Written task:
Omit the pictures from the entries below and retype everything else exactly.

+++

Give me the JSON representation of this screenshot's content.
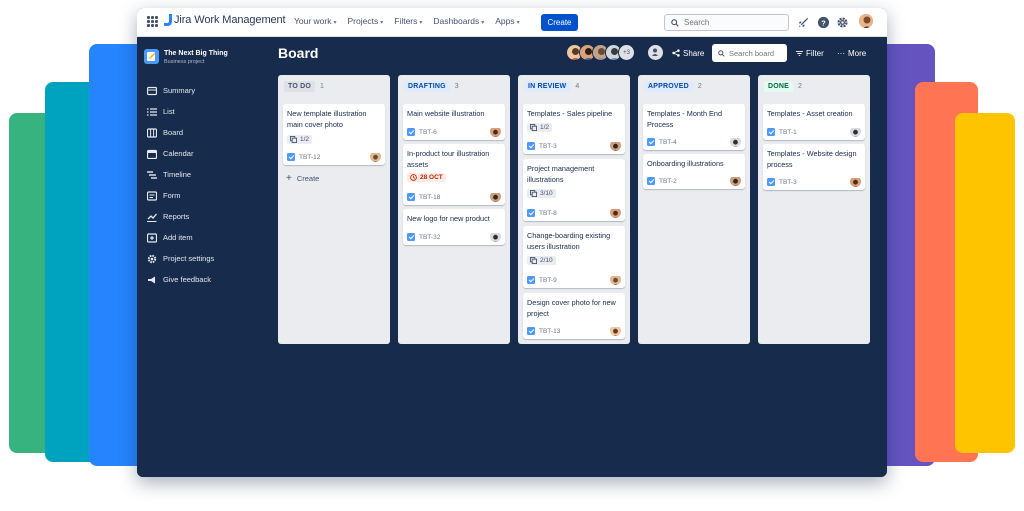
{
  "background_cards": [
    {
      "name": "green",
      "color": "#36b37e"
    },
    {
      "name": "teal",
      "color": "#00a3bf"
    },
    {
      "name": "blue",
      "color": "#2684ff"
    },
    {
      "name": "purple",
      "color": "#6554c0"
    },
    {
      "name": "orange",
      "color": "#ff7452"
    },
    {
      "name": "yellow",
      "color": "#ffc400"
    }
  ],
  "topbar": {
    "product": "Jira Work Management",
    "nav": [
      "Your work",
      "Projects",
      "Filters",
      "Dashboards",
      "Apps"
    ],
    "create_label": "Create",
    "search_placeholder": "Search",
    "icons": [
      "notifications-icon",
      "help-icon",
      "settings-icon"
    ]
  },
  "sidebar": {
    "project_name": "The Next Big Thing",
    "project_type": "Business project",
    "items": [
      {
        "label": "Summary",
        "icon": "summary-icon"
      },
      {
        "label": "List",
        "icon": "list-icon"
      },
      {
        "label": "Board",
        "icon": "board-icon"
      },
      {
        "label": "Calendar",
        "icon": "calendar-icon"
      },
      {
        "label": "Timeline",
        "icon": "timeline-icon"
      },
      {
        "label": "Form",
        "icon": "form-icon"
      },
      {
        "label": "Reports",
        "icon": "reports-icon"
      },
      {
        "label": "Add item",
        "icon": "add-item-icon"
      },
      {
        "label": "Project settings",
        "icon": "settings-icon"
      },
      {
        "label": "Give feedback",
        "icon": "feedback-icon"
      }
    ]
  },
  "board": {
    "title": "Board",
    "extra_members": "+3",
    "share_label": "Share",
    "search_placeholder": "Search board",
    "filter_label": "Filter",
    "more_label": "More",
    "columns": [
      {
        "name": "TO DO",
        "count": "1",
        "color": "#dfe1e6",
        "text_color": "#42526e",
        "create_label": "Create",
        "cards": [
          {
            "title": "New template illustration main cover photo",
            "subtasks": "1/2",
            "key": "TBT-12"
          }
        ]
      },
      {
        "name": "DRAFTING",
        "count": "3",
        "color": "#deebff",
        "text_color": "#0747a6",
        "cards": [
          {
            "title": "Main website illustration",
            "key": "TBT-6"
          },
          {
            "title": "In-product tour illustration assets",
            "due": "28 OCT",
            "key": "TBT-18"
          },
          {
            "title": "New logo for new product",
            "key": "TBT-32"
          }
        ]
      },
      {
        "name": "IN REVIEW",
        "count": "4",
        "color": "#deebff",
        "text_color": "#0747a6",
        "cards": [
          {
            "title": "Templates - Sales pipeline",
            "subtasks": "1/2",
            "key": "TBT-3"
          },
          {
            "title": "Project management illustrations",
            "subtasks": "3/10",
            "key": "TBT-8"
          },
          {
            "title": "Change-boarding existing users illustration",
            "subtasks": "2/10",
            "key": "TBT-9"
          },
          {
            "title": "Design cover photo for new project",
            "key": "TBT-13"
          }
        ]
      },
      {
        "name": "APPROVED",
        "count": "2",
        "color": "#deebff",
        "text_color": "#0747a6",
        "cards": [
          {
            "title": "Templates - Month End Process",
            "key": "TBT-4"
          },
          {
            "title": "Onboarding illustrations",
            "key": "TBT-2"
          }
        ]
      },
      {
        "name": "DONE",
        "count": "2",
        "color": "#e3fcef",
        "text_color": "#006644",
        "cards": [
          {
            "title": "Templates - Asset creation",
            "key": "TBT-1"
          },
          {
            "title": "Templates - Website design process",
            "key": "TBT-3"
          }
        ]
      }
    ]
  }
}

+++

Answer for the task:
Give me the JSON representation of this screenshot's content.
{
  "background_cards": [
    {
      "name": "green",
      "color": "#36b37e"
    },
    {
      "name": "teal",
      "color": "#00a3bf"
    },
    {
      "name": "blue",
      "color": "#2684ff"
    },
    {
      "name": "purple",
      "color": "#6554c0"
    },
    {
      "name": "orange",
      "color": "#ff7452"
    },
    {
      "name": "yellow",
      "color": "#ffc400"
    }
  ],
  "topbar": {
    "product": "Jira Work Management",
    "nav": [
      "Your work",
      "Projects",
      "Filters",
      "Dashboards",
      "Apps"
    ],
    "create_label": "Create",
    "search_placeholder": "Search",
    "icons": [
      "notifications-icon",
      "help-icon",
      "settings-icon"
    ]
  },
  "sidebar": {
    "project_name": "The Next Big Thing",
    "project_type": "Business project",
    "items": [
      {
        "label": "Summary",
        "icon": "summary-icon"
      },
      {
        "label": "List",
        "icon": "list-icon"
      },
      {
        "label": "Board",
        "icon": "board-icon"
      },
      {
        "label": "Calendar",
        "icon": "calendar-icon"
      },
      {
        "label": "Timeline",
        "icon": "timeline-icon"
      },
      {
        "label": "Form",
        "icon": "form-icon"
      },
      {
        "label": "Reports",
        "icon": "reports-icon"
      },
      {
        "label": "Add item",
        "icon": "add-item-icon"
      },
      {
        "label": "Project settings",
        "icon": "settings-icon"
      },
      {
        "label": "Give feedback",
        "icon": "feedback-icon"
      }
    ]
  },
  "board": {
    "title": "Board",
    "extra_members": "+3",
    "share_label": "Share",
    "search_placeholder": "Search board",
    "filter_label": "Filter",
    "more_label": "More",
    "columns": [
      {
        "name": "TO DO",
        "count": "1",
        "color": "#dfe1e6",
        "text_color": "#42526e",
        "create_label": "Create",
        "cards": [
          {
            "title": "New template illustration main cover photo",
            "subtasks": "1/2",
            "key": "TBT-12"
          }
        ]
      },
      {
        "name": "DRAFTING",
        "count": "3",
        "color": "#deebff",
        "text_color": "#0747a6",
        "cards": [
          {
            "title": "Main website illustration",
            "key": "TBT-6"
          },
          {
            "title": "In-product tour illustration assets",
            "due": "28 OCT",
            "key": "TBT-18"
          },
          {
            "title": "New logo for new product",
            "key": "TBT-32"
          }
        ]
      },
      {
        "name": "IN REVIEW",
        "count": "4",
        "color": "#deebff",
        "text_color": "#0747a6",
        "cards": [
          {
            "title": "Templates - Sales pipeline",
            "subtasks": "1/2",
            "key": "TBT-3"
          },
          {
            "title": "Project management illustrations",
            "subtasks": "3/10",
            "key": "TBT-8"
          },
          {
            "title": "Change-boarding existing users illustration",
            "subtasks": "2/10",
            "key": "TBT-9"
          },
          {
            "title": "Design cover photo for new project",
            "key": "TBT-13"
          }
        ]
      },
      {
        "name": "APPROVED",
        "count": "2",
        "color": "#deebff",
        "text_color": "#0747a6",
        "cards": [
          {
            "title": "Templates - Month End Process",
            "key": "TBT-4"
          },
          {
            "title": "Onboarding illustrations",
            "key": "TBT-2"
          }
        ]
      },
      {
        "name": "DONE",
        "count": "2",
        "color": "#e3fcef",
        "text_color": "#006644",
        "cards": [
          {
            "title": "Templates - Asset creation",
            "key": "TBT-1"
          },
          {
            "title": "Templates - Website design process",
            "key": "TBT-3"
          }
        ]
      }
    ]
  }
}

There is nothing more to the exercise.